Work to do
Every entry must be repeated exactly. Exclude all pictures.

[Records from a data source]
· · · · ·

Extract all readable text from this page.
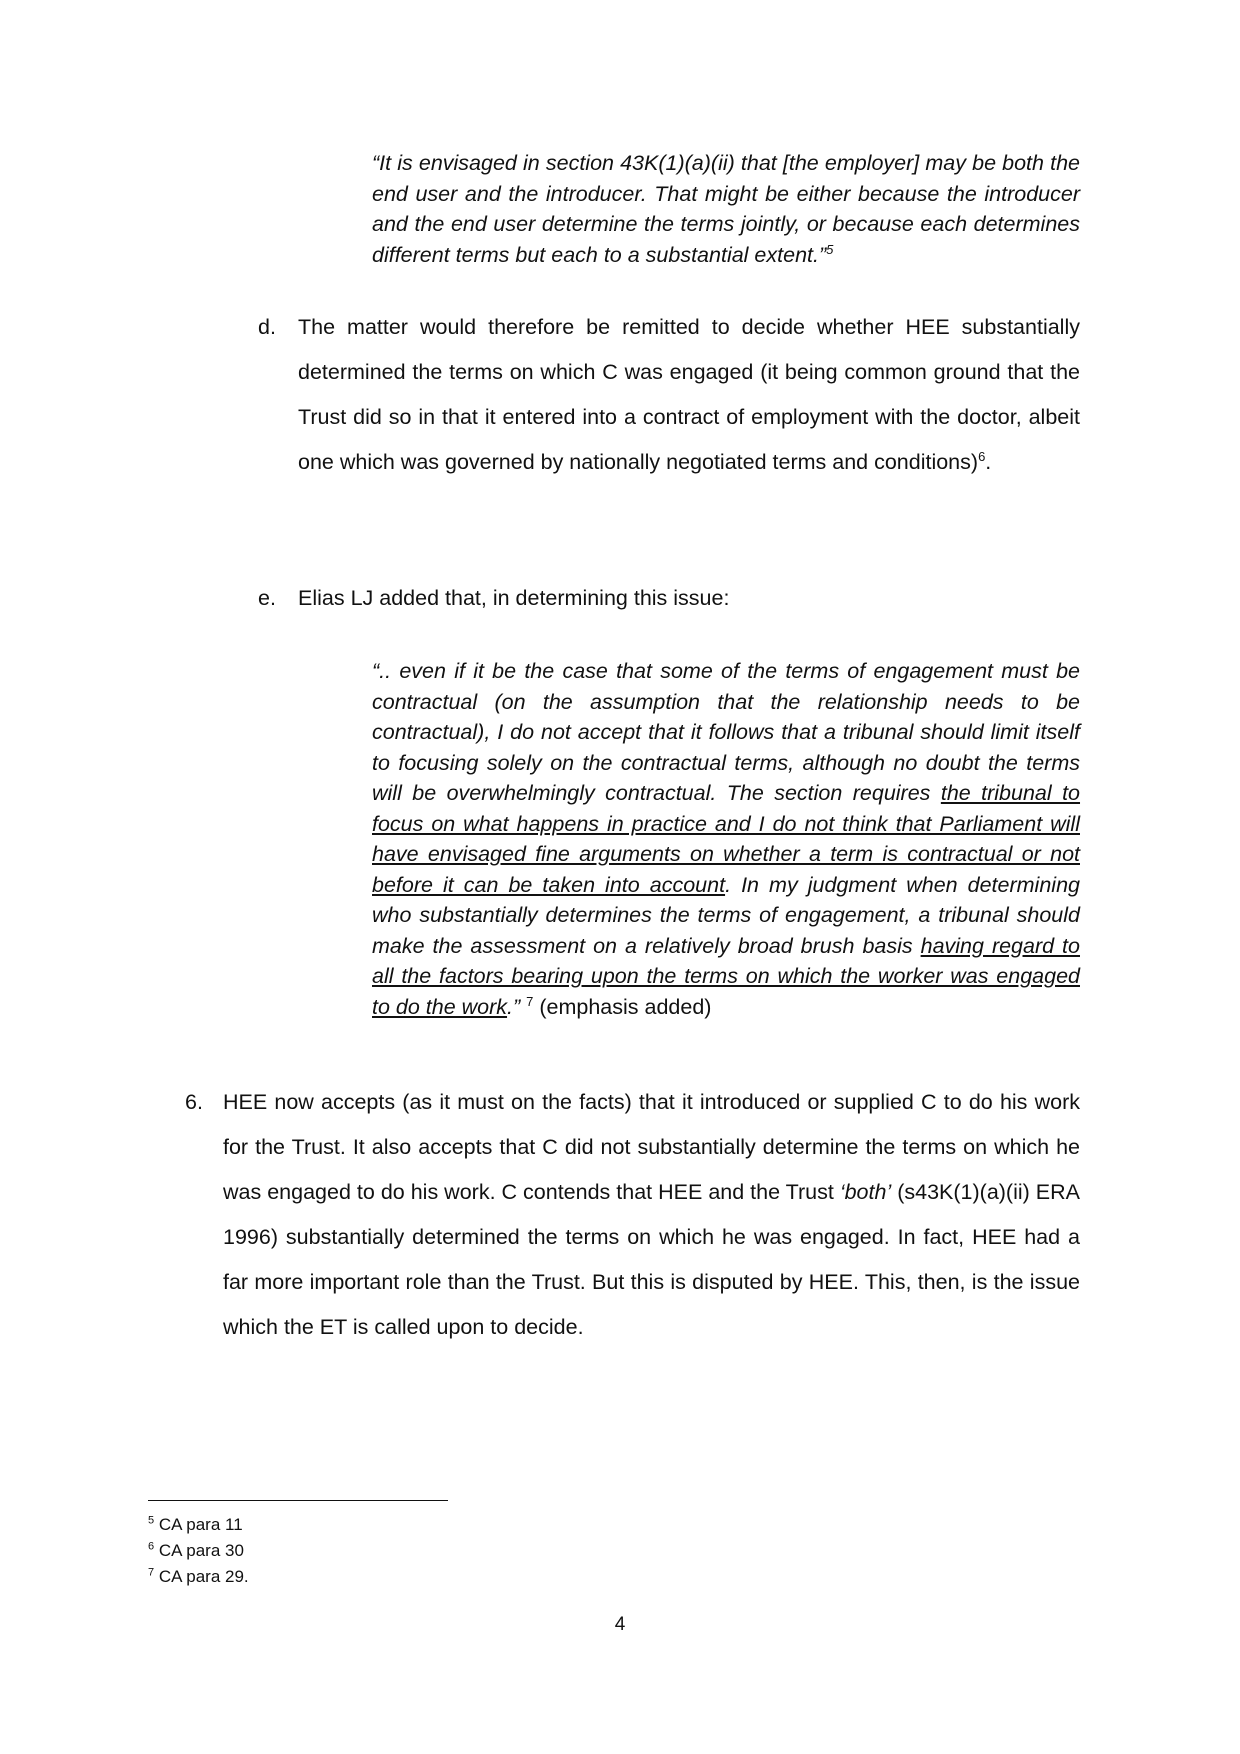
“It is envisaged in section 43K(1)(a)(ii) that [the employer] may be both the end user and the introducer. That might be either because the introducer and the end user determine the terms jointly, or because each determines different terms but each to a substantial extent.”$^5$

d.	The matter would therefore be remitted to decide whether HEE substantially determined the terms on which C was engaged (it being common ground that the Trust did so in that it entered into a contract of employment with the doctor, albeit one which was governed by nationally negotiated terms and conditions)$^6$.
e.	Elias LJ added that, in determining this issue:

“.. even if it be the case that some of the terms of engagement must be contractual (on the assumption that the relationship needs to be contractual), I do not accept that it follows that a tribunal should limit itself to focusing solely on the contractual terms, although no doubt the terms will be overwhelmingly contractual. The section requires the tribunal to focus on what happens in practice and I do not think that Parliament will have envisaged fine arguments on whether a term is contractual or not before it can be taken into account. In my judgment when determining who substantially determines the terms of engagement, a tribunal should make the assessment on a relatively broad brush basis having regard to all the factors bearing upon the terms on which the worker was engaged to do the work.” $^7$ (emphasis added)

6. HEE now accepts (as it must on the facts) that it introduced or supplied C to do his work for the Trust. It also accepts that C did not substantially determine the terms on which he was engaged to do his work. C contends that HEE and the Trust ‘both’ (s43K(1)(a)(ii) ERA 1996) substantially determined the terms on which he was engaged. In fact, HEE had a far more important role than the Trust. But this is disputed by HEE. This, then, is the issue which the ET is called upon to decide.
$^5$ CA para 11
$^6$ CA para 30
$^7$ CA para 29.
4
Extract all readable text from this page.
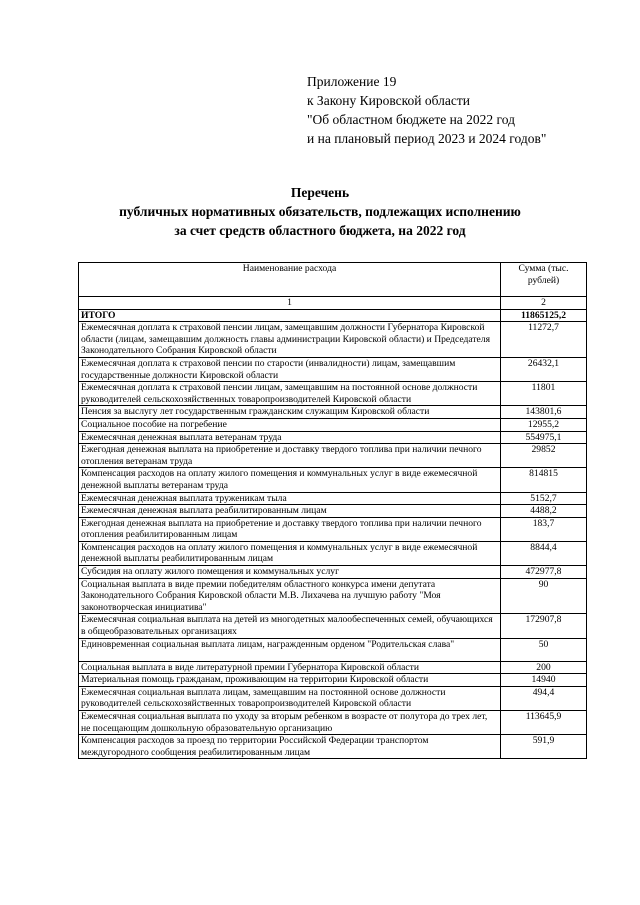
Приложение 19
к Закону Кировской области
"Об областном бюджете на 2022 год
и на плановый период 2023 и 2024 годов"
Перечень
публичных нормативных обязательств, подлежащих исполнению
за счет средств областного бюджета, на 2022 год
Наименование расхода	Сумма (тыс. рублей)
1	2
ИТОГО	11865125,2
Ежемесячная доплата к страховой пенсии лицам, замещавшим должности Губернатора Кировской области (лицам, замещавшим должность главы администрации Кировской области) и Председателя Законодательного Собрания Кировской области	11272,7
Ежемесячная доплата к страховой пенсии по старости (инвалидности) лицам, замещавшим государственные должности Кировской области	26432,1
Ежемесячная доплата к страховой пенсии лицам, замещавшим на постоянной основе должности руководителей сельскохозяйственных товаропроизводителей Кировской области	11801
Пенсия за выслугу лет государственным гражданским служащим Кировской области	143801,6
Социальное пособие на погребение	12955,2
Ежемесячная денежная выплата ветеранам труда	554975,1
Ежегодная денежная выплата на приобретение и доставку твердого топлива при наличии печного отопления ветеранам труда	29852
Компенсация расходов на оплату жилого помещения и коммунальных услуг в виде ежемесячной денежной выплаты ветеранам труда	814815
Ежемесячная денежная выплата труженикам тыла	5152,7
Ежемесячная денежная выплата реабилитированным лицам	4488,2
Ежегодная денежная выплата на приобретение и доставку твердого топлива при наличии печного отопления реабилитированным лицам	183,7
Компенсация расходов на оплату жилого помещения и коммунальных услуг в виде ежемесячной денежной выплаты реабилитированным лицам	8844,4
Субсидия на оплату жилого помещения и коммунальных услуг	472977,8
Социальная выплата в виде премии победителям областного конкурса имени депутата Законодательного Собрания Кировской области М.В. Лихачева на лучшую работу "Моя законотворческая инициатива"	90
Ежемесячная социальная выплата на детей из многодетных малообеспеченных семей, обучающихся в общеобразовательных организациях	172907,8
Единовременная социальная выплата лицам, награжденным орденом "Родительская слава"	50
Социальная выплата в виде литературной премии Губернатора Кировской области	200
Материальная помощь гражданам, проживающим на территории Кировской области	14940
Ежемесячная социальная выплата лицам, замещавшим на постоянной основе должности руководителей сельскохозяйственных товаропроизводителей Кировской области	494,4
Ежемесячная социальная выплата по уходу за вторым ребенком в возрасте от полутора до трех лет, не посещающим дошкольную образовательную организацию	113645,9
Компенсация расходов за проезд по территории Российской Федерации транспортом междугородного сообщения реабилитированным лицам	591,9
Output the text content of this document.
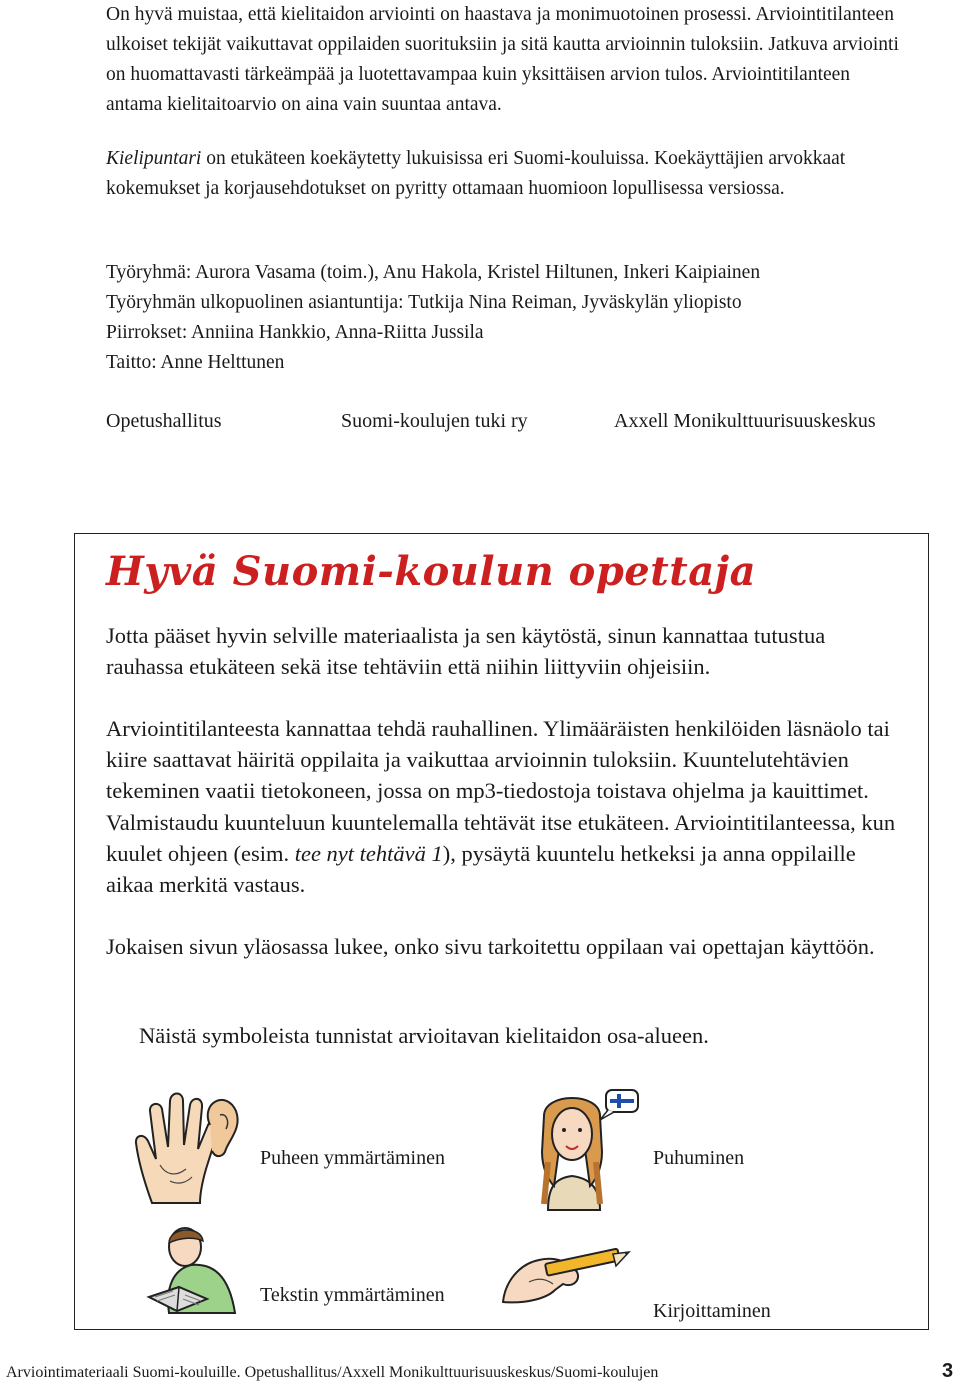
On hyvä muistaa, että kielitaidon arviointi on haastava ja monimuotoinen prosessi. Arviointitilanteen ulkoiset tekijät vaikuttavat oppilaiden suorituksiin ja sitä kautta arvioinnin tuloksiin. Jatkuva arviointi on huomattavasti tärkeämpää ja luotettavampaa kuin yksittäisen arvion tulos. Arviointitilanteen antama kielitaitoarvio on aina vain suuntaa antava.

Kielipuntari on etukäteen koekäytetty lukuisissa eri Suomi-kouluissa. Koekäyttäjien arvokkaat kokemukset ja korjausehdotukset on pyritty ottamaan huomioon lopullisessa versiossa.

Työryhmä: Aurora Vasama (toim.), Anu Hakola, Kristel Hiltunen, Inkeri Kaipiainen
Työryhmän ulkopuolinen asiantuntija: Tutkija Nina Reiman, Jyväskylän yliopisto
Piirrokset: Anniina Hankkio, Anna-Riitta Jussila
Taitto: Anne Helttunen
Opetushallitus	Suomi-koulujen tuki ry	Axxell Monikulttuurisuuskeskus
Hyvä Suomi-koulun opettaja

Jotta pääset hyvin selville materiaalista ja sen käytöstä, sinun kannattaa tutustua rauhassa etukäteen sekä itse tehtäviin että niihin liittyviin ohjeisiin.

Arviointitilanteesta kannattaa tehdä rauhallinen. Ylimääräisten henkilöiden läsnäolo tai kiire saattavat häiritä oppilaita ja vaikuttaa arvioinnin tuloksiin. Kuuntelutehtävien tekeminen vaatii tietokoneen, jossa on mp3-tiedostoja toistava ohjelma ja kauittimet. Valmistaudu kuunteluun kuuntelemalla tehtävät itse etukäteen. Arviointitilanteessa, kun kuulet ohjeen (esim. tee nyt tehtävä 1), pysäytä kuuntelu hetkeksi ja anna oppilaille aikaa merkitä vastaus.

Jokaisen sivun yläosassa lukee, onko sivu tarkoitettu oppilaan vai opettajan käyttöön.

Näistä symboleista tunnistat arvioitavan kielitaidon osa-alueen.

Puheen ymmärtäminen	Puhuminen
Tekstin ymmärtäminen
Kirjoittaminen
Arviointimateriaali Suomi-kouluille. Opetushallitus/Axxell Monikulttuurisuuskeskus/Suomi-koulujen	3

· · · · ·

Result for this task
Extract all readable text from this page.
“It is envisaged in section 43K(1)(a)(ii) that [the employer] may be both the end user and the introducer. That might be either because the introducer and the end user determine the terms jointly, or because each determines different terms but each to a substantial extent.”$^5$

d.	The matter would therefore be remitted to decide whether HEE substantially determined the terms on which C was engaged (it being common ground that the Trust did so in that it entered into a contract of employment with the doctor, albeit one which was governed by nationally negotiated terms and conditions)$^6$.
e.	Elias LJ added that, in determining this issue:

“.. even if it be the case that some of the terms of engagement must be contractual (on the assumption that the relationship needs to be contractual), I do not accept that it follows that a tribunal should limit itself to focusing solely on the contractual terms, although no doubt the terms will be overwhelmingly contractual. The section requires the tribunal to focus on what happens in practice and I do not think that Parliament will have envisaged fine arguments on whether a term is contractual or not before it can be taken into account. In my judgment when determining who substantially determines the terms of engagement, a tribunal should make the assessment on a relatively broad brush basis having regard to all the factors bearing upon the terms on which the worker was engaged to do the work.” $^7$ (emphasis added)

6. HEE now accepts (as it must on the facts) that it introduced or supplied C to do his work for the Trust. It also accepts that C did not substantially determine the terms on which he was engaged to do his work. C contends that HEE and the Trust ‘both’ (s43K(1)(a)(ii) ERA 1996) substantially determined the terms on which he was engaged. In fact, HEE had a far more important role than the Trust. But this is disputed by HEE. This, then, is the issue which the ET is called upon to decide.
$^5$ CA para 11
$^6$ CA para 30
$^7$ CA para 29.
4
Extract all readable text from this page.
Приложение 19
к Закону Кировской области
"Об областном бюджете на 2022 год
и на плановый период 2023 и 2024 годов"
Перечень
публичных нормативных обязательств, подлежащих исполнению
за счет средств областного бюджета, на 2022 год
Наименование расхода	Сумма (тыс. рублей)
1	2
ИТОГО	11865125,2
Ежемесячная доплата к страховой пенсии лицам, замещавшим должности Губернатора Кировской области (лицам, замещавшим должность главы администрации Кировской области) и Председателя Законодательного Собрания Кировской области	11272,7
Ежемесячная доплата к страховой пенсии по старости (инвалидности) лицам, замещавшим государственные должности Кировской области	26432,1
Ежемесячная доплата к страховой пенсии лицам, замещавшим на постоянной основе должности руководителей сельскохозяйственных товаропроизводителей Кировской области	11801
Пенсия за выслугу лет государственным гражданским служащим Кировской области	143801,6
Социальное пособие на погребение	12955,2
Ежемесячная денежная выплата ветеранам труда	554975,1
Ежегодная денежная выплата на приобретение и доставку твердого топлива при наличии печного отопления ветеранам труда	29852
Компенсация расходов на оплату жилого помещения и коммунальных услуг в виде ежемесячной денежной выплаты ветеранам труда	814815
Ежемесячная денежная выплата труженикам тыла	5152,7
Ежемесячная денежная выплата реабилитированным лицам	4488,2
Ежегодная денежная выплата на приобретение и доставку твердого топлива при наличии печного отопления реабилитированным лицам	183,7
Компенсация расходов на оплату жилого помещения и коммунальных услуг в виде ежемесячной денежной выплаты реабилитированным лицам	8844,4
Субсидия на оплату жилого помещения и коммунальных услуг	472977,8
Социальная выплата в виде премии победителям областного конкурса имени депутата Законодательного Собрания Кировской области М.В. Лихачева на лучшую работу "Моя законотворческая инициатива"	90
Ежемесячная социальная выплата на детей из многодетных малообеспеченных семей, обучающихся в общеобразовательных организациях	172907,8
Единовременная социальная выплата лицам, награжденным орденом "Родительская слава"	50
Социальная выплата в виде литературной премии Губернатора Кировской области	200
Материальная помощь гражданам, проживающим на территории Кировской области	14940
Ежемесячная социальная выплата лицам, замещавшим на постоянной основе должности руководителей сельскохозяйственных товаропроизводителей Кировской области	494,4
Ежемесячная социальная выплата по уходу за вторым ребенком в возрасте от полутора до трех лет, не посещающим дошкольную образовательную организацию	113645,9
Компенсация расходов за проезд по территории Российской Федерации транспортом междугородного сообщения реабилитированным лицам	591,9
Output the text content of this document.
On hyvä muistaa, että kielitaidon arviointi on haastava ja monimuotoinen prosessi. Arviointitilanteen ulkoiset tekijät vaikuttavat oppilaiden suorituksiin ja sitä kautta arvioinnin tuloksiin. Jatkuva arviointi on huomattavasti tärkeämpää ja luotettavampaa kuin yksittäisen arvion tulos. Arviointitilanteen antama kielitaitoarvio on aina vain suuntaa antava.

Kielipuntari on etukäteen koekäytetty lukuisissa eri Suomi-kouluissa. Koekäyttäjien arvokkaat kokemukset ja korjausehdotukset on pyritty ottamaan huomioon lopullisessa versiossa.

Työryhmä: Aurora Vasama (toim.), Anu Hakola, Kristel Hiltunen, Inkeri Kaipiainen
Työryhmän ulkopuolinen asiantuntija: Tutkija Nina Reiman, Jyväskylän yliopisto
Piirrokset: Anniina Hankkio, Anna-Riitta Jussila
Taitto: Anne Helttunen
Opetushallitus	Suomi-koulujen tuki ry	Axxell Monikulttuurisuuskeskus
Hyvä Suomi-koulun opettaja

Jotta pääset hyvin selville materiaalista ja sen käytöstä, sinun kannattaa tutustua rauhassa etukäteen sekä itse tehtäviin että niihin liittyviin ohjeisiin.

Arviointitilanteesta kannattaa tehdä rauhallinen. Ylimääräisten henkilöiden läsnäolo tai kiire saattavat häiritä oppilaita ja vaikuttaa arvioinnin tuloksiin. Kuuntelutehtävien tekeminen vaatii tietokoneen, jossa on mp3-tiedostoja toistava ohjelma ja kauittimet. Valmistaudu kuunteluun kuuntelemalla tehtävät itse etukäteen. Arviointitilanteessa, kun kuulet ohjeen (esim. tee nyt tehtävä 1), pysäytä kuuntelu hetkeksi ja anna oppilaille aikaa merkitä vastaus.

Jokaisen sivun yläosassa lukee, onko sivu tarkoitettu oppilaan vai opettajan käyttöön.

Näistä symboleista tunnistat arvioitavan kielitaidon osa-alueen.

Puheen ymmärtäminen	Puhuminen
Tekstin ymmärtäminen
Kirjoittaminen
Arviointimateriaali Suomi-kouluille. Opetushallitus/Axxell Monikulttuurisuuskeskus/Suomi-koulujen	3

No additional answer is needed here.